Extract the complete data exactly as given.
--- start Source material ---
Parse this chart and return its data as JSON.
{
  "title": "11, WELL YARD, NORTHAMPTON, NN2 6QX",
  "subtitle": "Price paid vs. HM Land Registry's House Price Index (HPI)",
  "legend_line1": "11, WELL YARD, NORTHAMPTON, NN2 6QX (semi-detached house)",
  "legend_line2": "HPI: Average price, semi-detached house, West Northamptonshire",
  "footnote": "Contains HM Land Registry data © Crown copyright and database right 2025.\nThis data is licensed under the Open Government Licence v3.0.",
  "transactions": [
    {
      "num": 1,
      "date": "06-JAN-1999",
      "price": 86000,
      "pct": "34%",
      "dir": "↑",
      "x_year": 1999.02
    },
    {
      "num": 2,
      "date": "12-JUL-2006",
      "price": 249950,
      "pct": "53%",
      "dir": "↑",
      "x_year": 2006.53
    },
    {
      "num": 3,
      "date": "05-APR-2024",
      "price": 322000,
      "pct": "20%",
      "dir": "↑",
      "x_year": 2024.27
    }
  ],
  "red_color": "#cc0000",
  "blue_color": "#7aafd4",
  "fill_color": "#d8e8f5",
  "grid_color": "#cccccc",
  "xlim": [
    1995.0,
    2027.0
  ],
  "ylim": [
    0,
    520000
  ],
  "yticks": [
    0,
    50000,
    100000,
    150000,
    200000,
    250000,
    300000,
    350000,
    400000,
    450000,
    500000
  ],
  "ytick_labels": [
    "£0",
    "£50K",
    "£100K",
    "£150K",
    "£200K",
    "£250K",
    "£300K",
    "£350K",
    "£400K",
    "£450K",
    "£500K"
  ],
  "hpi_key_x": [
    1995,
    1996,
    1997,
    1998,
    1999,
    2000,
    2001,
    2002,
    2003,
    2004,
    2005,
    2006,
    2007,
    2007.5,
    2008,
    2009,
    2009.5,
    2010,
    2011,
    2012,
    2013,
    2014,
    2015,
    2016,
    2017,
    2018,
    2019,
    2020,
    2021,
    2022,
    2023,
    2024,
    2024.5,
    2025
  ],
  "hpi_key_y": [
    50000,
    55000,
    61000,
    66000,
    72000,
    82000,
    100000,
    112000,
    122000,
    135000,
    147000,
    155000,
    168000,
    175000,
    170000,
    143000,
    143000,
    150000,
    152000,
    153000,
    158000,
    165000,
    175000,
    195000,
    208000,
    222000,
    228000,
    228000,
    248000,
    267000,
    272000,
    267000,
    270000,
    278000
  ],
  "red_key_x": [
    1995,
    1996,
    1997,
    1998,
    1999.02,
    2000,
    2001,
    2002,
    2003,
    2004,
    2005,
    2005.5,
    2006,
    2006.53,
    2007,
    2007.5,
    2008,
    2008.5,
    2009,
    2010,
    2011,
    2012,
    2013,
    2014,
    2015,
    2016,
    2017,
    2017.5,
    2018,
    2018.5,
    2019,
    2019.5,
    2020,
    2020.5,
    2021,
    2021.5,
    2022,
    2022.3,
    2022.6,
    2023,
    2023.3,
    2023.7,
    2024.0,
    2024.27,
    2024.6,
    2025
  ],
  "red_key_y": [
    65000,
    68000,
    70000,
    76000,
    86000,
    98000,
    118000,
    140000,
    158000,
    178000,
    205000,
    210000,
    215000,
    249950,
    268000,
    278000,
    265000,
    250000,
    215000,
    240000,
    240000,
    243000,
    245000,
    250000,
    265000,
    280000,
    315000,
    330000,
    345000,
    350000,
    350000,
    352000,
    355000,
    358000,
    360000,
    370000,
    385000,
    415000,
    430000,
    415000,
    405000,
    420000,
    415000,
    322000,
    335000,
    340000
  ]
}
--- end Source material ---
- Written response -
Parse this chart and return its data as JSON.
{
  "title": "11, WELL YARD, NORTHAMPTON, NN2 6QX",
  "subtitle": "Price paid vs. HM Land Registry's House Price Index (HPI)",
  "legend_line1": "11, WELL YARD, NORTHAMPTON, NN2 6QX (semi-detached house)",
  "legend_line2": "HPI: Average price, semi-detached house, West Northamptonshire",
  "footnote": "Contains HM Land Registry data © Crown copyright and database right 2025.\nThis data is licensed under the Open Government Licence v3.0.",
  "transactions": [
    {
      "num": 1,
      "date": "06-JAN-1999",
      "price": 86000,
      "pct": "34%",
      "dir": "↑",
      "x_year": 1999.02
    },
    {
      "num": 2,
      "date": "12-JUL-2006",
      "price": 249950,
      "pct": "53%",
      "dir": "↑",
      "x_year": 2006.53
    },
    {
      "num": 3,
      "date": "05-APR-2024",
      "price": 322000,
      "pct": "20%",
      "dir": "↑",
      "x_year": 2024.27
    }
  ],
  "red_color": "#cc0000",
  "blue_color": "#7aafd4",
  "fill_color": "#d8e8f5",
  "grid_color": "#cccccc",
  "xlim": [
    1995.0,
    2027.0
  ],
  "ylim": [
    0,
    520000
  ],
  "yticks": [
    0,
    50000,
    100000,
    150000,
    200000,
    250000,
    300000,
    350000,
    400000,
    450000,
    500000
  ],
  "ytick_labels": [
    "£0",
    "£50K",
    "£100K",
    "£150K",
    "£200K",
    "£250K",
    "£300K",
    "£350K",
    "£400K",
    "£450K",
    "£500K"
  ],
  "hpi_key_x": [
    1995,
    1996,
    1997,
    1998,
    1999,
    2000,
    2001,
    2002,
    2003,
    2004,
    2005,
    2006,
    2007,
    2007.5,
    2008,
    2009,
    2009.5,
    2010,
    2011,
    2012,
    2013,
    2014,
    2015,
    2016,
    2017,
    2018,
    2019,
    2020,
    2021,
    2022,
    2023,
    2024,
    2024.5,
    2025
  ],
  "hpi_key_y": [
    50000,
    55000,
    61000,
    66000,
    72000,
    82000,
    100000,
    112000,
    122000,
    135000,
    147000,
    155000,
    168000,
    175000,
    170000,
    143000,
    143000,
    150000,
    152000,
    153000,
    158000,
    165000,
    175000,
    195000,
    208000,
    222000,
    228000,
    228000,
    248000,
    267000,
    272000,
    267000,
    270000,
    278000
  ],
  "red_key_x": [
    1995,
    1996,
    1997,
    1998,
    1999.02,
    2000,
    2001,
    2002,
    2003,
    2004,
    2005,
    2005.5,
    2006,
    2006.53,
    2007,
    2007.5,
    2008,
    2008.5,
    2009,
    2010,
    2011,
    2012,
    2013,
    2014,
    2015,
    2016,
    2017,
    2017.5,
    2018,
    2018.5,
    2019,
    2019.5,
    2020,
    2020.5,
    2021,
    2021.5,
    2022,
    2022.3,
    2022.6,
    2023,
    2023.3,
    2023.7,
    2024.0,
    2024.27,
    2024.6,
    2025
  ],
  "red_key_y": [
    65000,
    68000,
    70000,
    76000,
    86000,
    98000,
    118000,
    140000,
    158000,
    178000,
    205000,
    210000,
    215000,
    249950,
    268000,
    278000,
    265000,
    250000,
    215000,
    240000,
    240000,
    243000,
    245000,
    250000,
    265000,
    280000,
    315000,
    330000,
    345000,
    350000,
    350000,
    352000,
    355000,
    358000,
    360000,
    370000,
    385000,
    415000,
    430000,
    415000,
    405000,
    420000,
    415000,
    322000,
    335000,
    340000
  ]
}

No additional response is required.